Written exercise —
Set down each line of the material that follows, exactly, with no pictures.

Task input —

══════════════════════════════

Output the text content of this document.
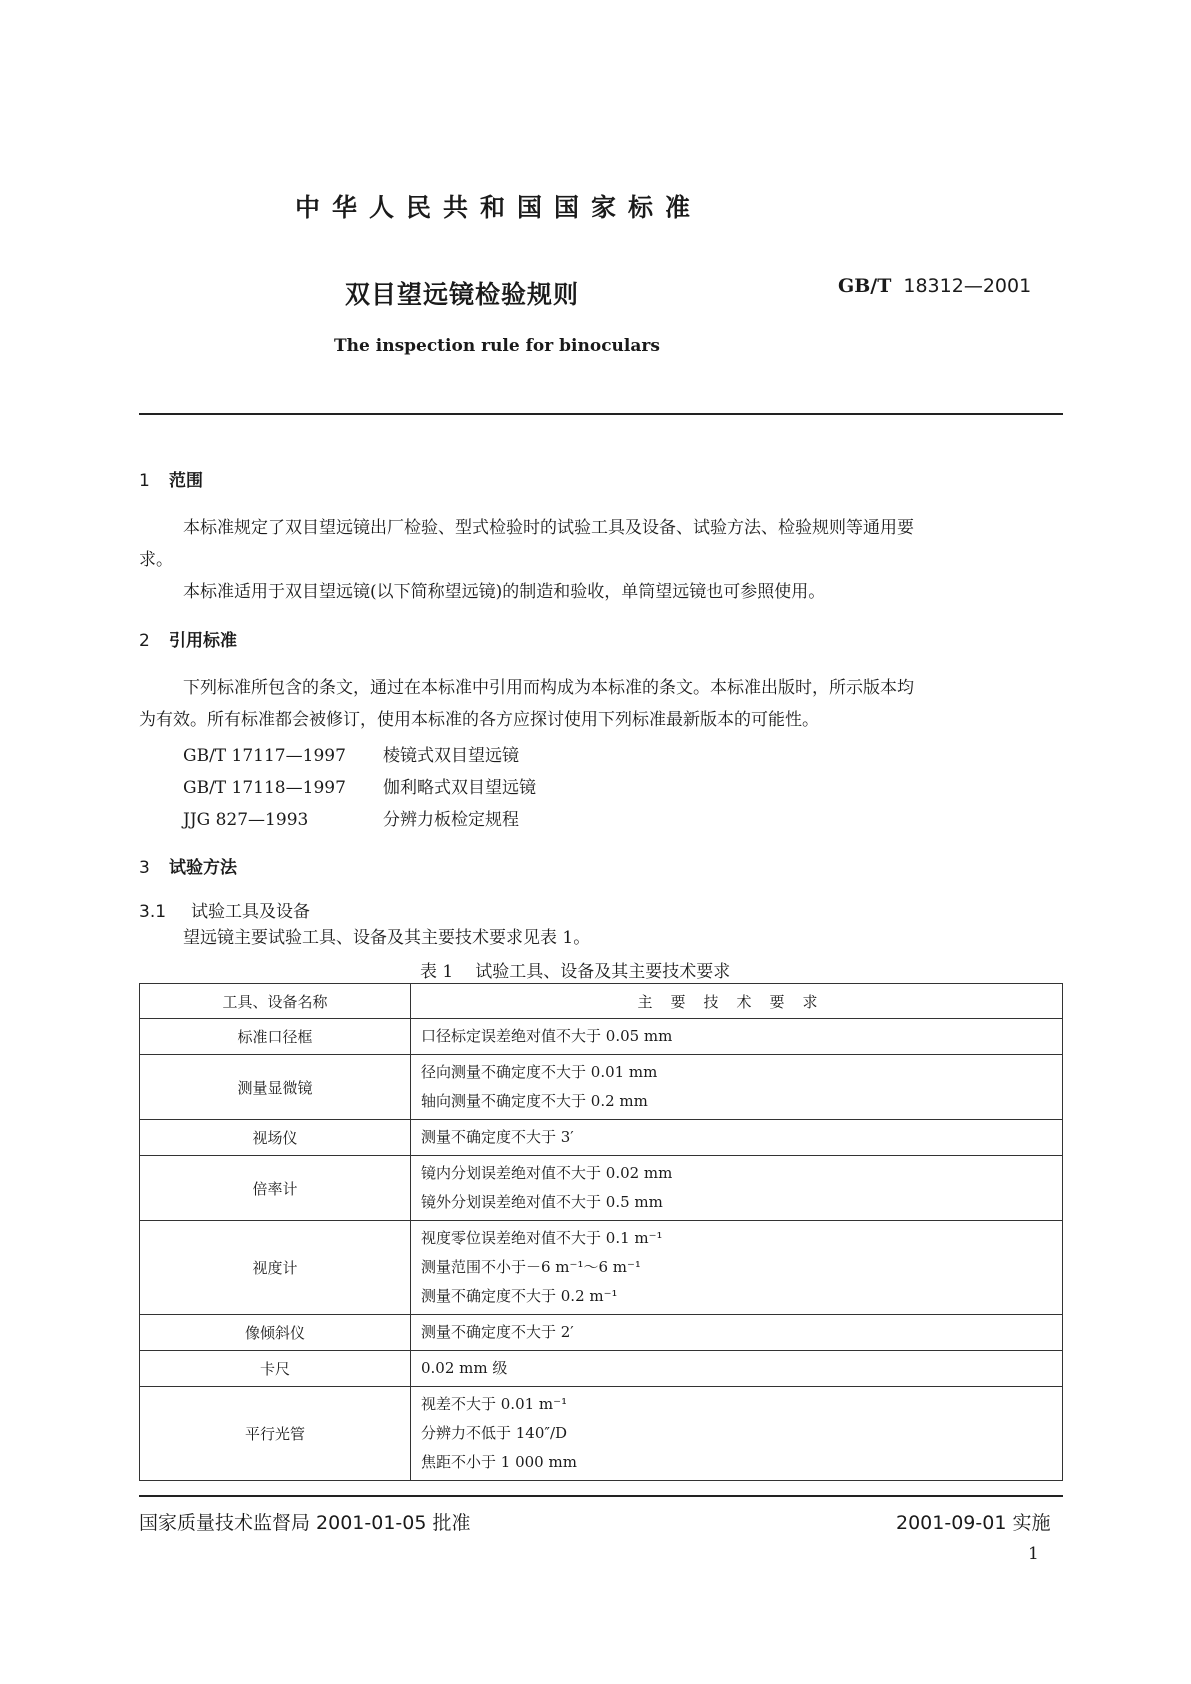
中华人民共和国国家标准
双目望远镜检验规则	GB/T 18312—2001
The inspection rule for binoculars
1 范围
本标准规定了双目望远镜出厂检验、型式检验时的试验工具及设备、试验方法、检验规则等通用要
求。
本标准适用于双目望远镜(以下简称望远镜)的制造和验收，单筒望远镜也可参照使用。
2 引用标准
下列标准所包含的条文，通过在本标准中引用而构成为本标准的条文。本标准出版时，所示版本均
为有效。所有标准都会被修订，使用本标准的各方应探讨使用下列标准最新版本的可能性。
GB/T 17117—1997 棱镜式双目望远镜
GB/T 17118—1997 伽利略式双目望远镜
JJG 827—1993	分辨力板检定规程
3 试验方法
3.1 试验工具及设备
望远镜主要试验工具、设备及其主要技术要求见表 1。
表 1 试验工具、设备及其主要技术要求
工具、设备名称	主要技术要求
标准口径框	口径标定误差绝对值不大于 0.05 mm

测量显微镜	径向测量不确定度不大于 0.01 mm
轴向测量不确定度不大于 0.2 mm

视场仪	测量不确定度不大于 3′

倍率计	镜内分划误差绝对值不大于 0.02 mm
镜外分划误差绝对值不大于 0.5 mm

视度计	视度零位误差绝对值不大于 0.1 m⁻¹
测量范围不小于－6 m⁻¹～6 m⁻¹
测量不确定度不大于 0.2 m⁻¹

像倾斜仪	测量不确定度不大于 2′

卡尺	0.02 mm 级

平行光管	视差不大于 0.01 m⁻¹
分辨力不低于 140″/D
焦距不小于 1 000 mm
国家质量技术监督局 2001-01-05 批准	2001-09-01 实施
1
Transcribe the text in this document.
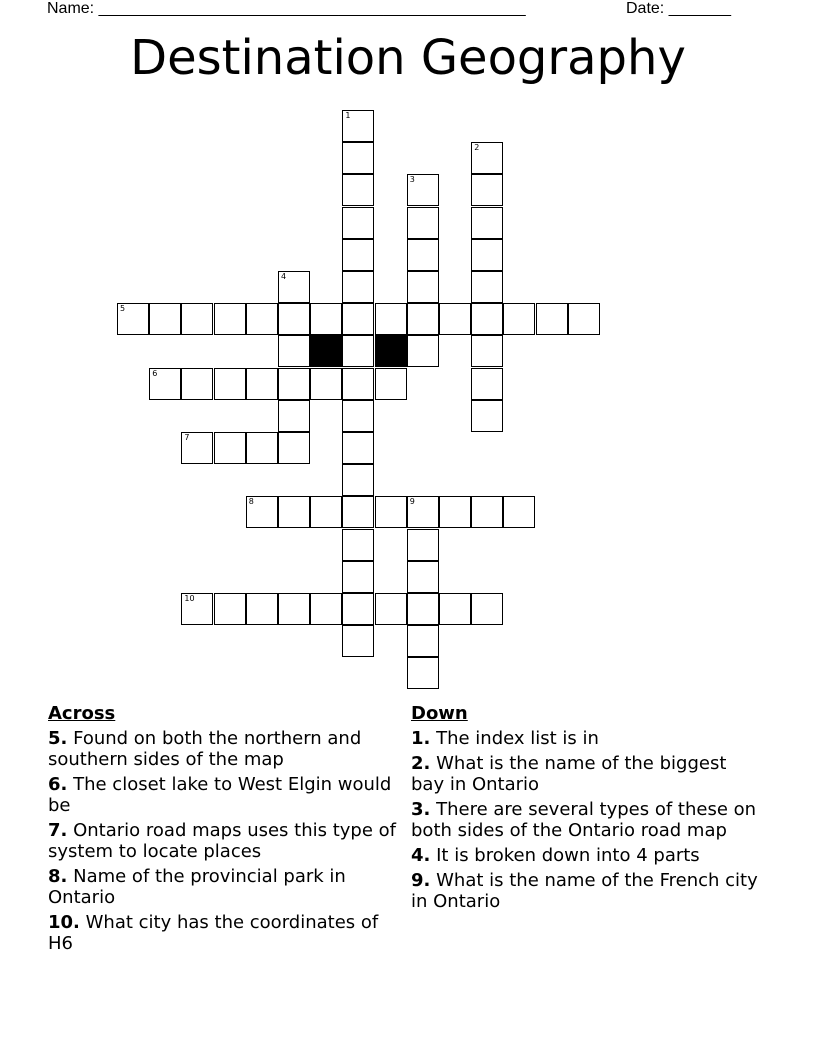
Name: ________________________________________________	Date: _______
Destination Geography
1
2
3
4
5
6
7
8	9
10
Across
5. Found on both the northern and southern sides of the map
6. The closet lake to West Elgin would be
7. Ontario road maps uses this type of system to locate places
8. Name of the provincial park in Ontario
10. What city has the coordinates of H6
Down
1. The index list is in
2. What is the name of the biggest bay in Ontario
3. There are several types of these on both sides of the Ontario road map
4. It is broken down into 4 parts
9. What is the name of the French city in Ontario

══════════════════════════════

Exercise answer —
Output the text content of this document.
中华人民共和国国家标准
双目望远镜检验规则	GB/T 18312—2001
The inspection rule for binoculars
1 范围
本标准规定了双目望远镜出厂检验、型式检验时的试验工具及设备、试验方法、检验规则等通用要
求。
本标准适用于双目望远镜(以下简称望远镜)的制造和验收，单筒望远镜也可参照使用。
2 引用标准
下列标准所包含的条文，通过在本标准中引用而构成为本标准的条文。本标准出版时，所示版本均
为有效。所有标准都会被修订，使用本标准的各方应探讨使用下列标准最新版本的可能性。
GB/T 17117—1997 棱镜式双目望远镜
GB/T 17118—1997 伽利略式双目望远镜
JJG 827—1993	分辨力板检定规程
3 试验方法
3.1 试验工具及设备
望远镜主要试验工具、设备及其主要技术要求见表 1。
表 1 试验工具、设备及其主要技术要求
工具、设备名称	主要技术要求
标准口径框	口径标定误差绝对值不大于 0.05 mm

测量显微镜	径向测量不确定度不大于 0.01 mm
轴向测量不确定度不大于 0.2 mm

视场仪	测量不确定度不大于 3′

倍率计	镜内分划误差绝对值不大于 0.02 mm
镜外分划误差绝对值不大于 0.5 mm

视度计	视度零位误差绝对值不大于 0.1 m⁻¹
测量范围不小于－6 m⁻¹～6 m⁻¹
测量不确定度不大于 0.2 m⁻¹

像倾斜仪	测量不确定度不大于 2′

卡尺	0.02 mm 级

平行光管	视差不大于 0.01 m⁻¹
分辨力不低于 140″/D
焦距不小于 1 000 mm
国家质量技术监督局 2001-01-05 批准	2001-09-01 实施
1
Transcribe the text in this document.
Name: ________________________________________________	Date: _______
Destination Geography
1
2
3
4
5
6
7
8	9
10
Across
5. Found on both the northern and southern sides of the map
6. The closet lake to West Elgin would be
7. Ontario road maps uses this type of system to locate places
8. Name of the provincial park in Ontario
10. What city has the coordinates of H6
Down
1. The index list is in
2. What is the name of the biggest bay in Ontario
3. There are several types of these on both sides of the Ontario road map
4. It is broken down into 4 parts
9. What is the name of the French city in Ontario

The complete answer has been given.